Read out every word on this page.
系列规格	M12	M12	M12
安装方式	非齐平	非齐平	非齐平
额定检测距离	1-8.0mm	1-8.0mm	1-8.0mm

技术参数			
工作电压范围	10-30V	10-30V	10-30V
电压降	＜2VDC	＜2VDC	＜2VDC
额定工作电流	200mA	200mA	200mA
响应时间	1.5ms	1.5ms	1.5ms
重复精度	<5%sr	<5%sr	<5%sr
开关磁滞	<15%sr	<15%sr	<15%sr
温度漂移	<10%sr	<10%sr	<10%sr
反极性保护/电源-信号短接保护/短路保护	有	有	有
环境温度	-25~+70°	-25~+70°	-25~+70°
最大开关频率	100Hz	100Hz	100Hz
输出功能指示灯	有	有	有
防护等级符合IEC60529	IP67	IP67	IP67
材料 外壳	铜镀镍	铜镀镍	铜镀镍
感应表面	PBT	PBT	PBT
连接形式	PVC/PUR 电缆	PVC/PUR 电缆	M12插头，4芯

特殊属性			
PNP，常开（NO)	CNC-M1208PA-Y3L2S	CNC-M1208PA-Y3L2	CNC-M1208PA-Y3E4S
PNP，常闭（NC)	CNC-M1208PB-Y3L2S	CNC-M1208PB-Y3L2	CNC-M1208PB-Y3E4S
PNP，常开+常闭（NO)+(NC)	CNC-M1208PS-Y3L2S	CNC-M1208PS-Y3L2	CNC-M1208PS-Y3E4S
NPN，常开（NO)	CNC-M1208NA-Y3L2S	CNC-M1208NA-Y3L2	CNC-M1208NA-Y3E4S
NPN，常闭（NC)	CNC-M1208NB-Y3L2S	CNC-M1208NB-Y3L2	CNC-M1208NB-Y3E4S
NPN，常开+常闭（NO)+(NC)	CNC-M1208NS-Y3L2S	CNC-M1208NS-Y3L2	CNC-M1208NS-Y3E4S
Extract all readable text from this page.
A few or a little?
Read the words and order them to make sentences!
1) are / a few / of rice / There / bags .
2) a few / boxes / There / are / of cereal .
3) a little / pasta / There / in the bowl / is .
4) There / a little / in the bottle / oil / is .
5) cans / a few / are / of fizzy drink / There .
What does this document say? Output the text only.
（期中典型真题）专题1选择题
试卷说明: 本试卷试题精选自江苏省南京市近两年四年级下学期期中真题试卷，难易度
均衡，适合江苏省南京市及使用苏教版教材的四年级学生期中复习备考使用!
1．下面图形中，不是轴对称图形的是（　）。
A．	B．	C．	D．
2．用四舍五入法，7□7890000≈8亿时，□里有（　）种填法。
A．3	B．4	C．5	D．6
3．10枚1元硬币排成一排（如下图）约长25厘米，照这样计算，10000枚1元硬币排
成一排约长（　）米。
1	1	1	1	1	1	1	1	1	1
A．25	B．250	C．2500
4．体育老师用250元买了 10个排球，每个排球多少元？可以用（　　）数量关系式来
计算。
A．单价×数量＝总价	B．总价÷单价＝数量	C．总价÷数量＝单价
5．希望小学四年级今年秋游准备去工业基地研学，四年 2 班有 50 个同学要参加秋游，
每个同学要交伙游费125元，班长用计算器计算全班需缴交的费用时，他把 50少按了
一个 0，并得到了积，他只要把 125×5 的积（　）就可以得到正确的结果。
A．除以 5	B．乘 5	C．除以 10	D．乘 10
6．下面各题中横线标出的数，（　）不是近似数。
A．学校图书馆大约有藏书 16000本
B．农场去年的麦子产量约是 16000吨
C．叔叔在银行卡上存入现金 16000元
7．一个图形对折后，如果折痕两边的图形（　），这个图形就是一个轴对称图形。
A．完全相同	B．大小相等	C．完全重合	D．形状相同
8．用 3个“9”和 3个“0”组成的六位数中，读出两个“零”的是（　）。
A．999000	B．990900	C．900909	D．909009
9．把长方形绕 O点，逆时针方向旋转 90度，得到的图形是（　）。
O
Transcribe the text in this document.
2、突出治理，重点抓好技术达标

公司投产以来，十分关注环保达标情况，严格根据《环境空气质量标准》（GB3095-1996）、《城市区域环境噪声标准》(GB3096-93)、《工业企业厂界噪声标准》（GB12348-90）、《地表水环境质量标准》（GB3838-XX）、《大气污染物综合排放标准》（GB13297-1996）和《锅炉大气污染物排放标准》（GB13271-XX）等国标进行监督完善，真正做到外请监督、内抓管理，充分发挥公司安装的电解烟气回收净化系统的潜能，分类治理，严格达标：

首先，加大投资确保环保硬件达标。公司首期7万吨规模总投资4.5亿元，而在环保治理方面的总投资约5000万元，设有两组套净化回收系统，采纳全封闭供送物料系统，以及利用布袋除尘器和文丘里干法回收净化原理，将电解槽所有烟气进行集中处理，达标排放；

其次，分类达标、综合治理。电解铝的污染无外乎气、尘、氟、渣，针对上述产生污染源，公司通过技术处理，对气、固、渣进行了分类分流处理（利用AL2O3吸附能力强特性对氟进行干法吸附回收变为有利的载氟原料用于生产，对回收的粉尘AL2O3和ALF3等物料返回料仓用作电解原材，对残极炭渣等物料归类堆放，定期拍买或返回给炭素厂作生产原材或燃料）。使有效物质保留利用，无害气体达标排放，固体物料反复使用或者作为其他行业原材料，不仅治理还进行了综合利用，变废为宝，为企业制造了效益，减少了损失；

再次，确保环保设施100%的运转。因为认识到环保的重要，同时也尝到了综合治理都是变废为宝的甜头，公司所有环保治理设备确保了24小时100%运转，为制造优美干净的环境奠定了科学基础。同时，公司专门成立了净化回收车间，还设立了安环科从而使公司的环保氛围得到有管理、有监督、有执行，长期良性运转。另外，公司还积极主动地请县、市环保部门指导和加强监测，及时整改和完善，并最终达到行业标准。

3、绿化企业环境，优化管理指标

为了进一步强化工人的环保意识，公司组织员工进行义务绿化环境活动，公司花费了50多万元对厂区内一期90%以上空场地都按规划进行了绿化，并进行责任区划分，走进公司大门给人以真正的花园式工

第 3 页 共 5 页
****************
# Task instructions
Find the lines containing "text" and pull them out.

# Expected answer
Extract all readable text from this page.
What does this document say? Output the text only.
Transcribe the text in this document.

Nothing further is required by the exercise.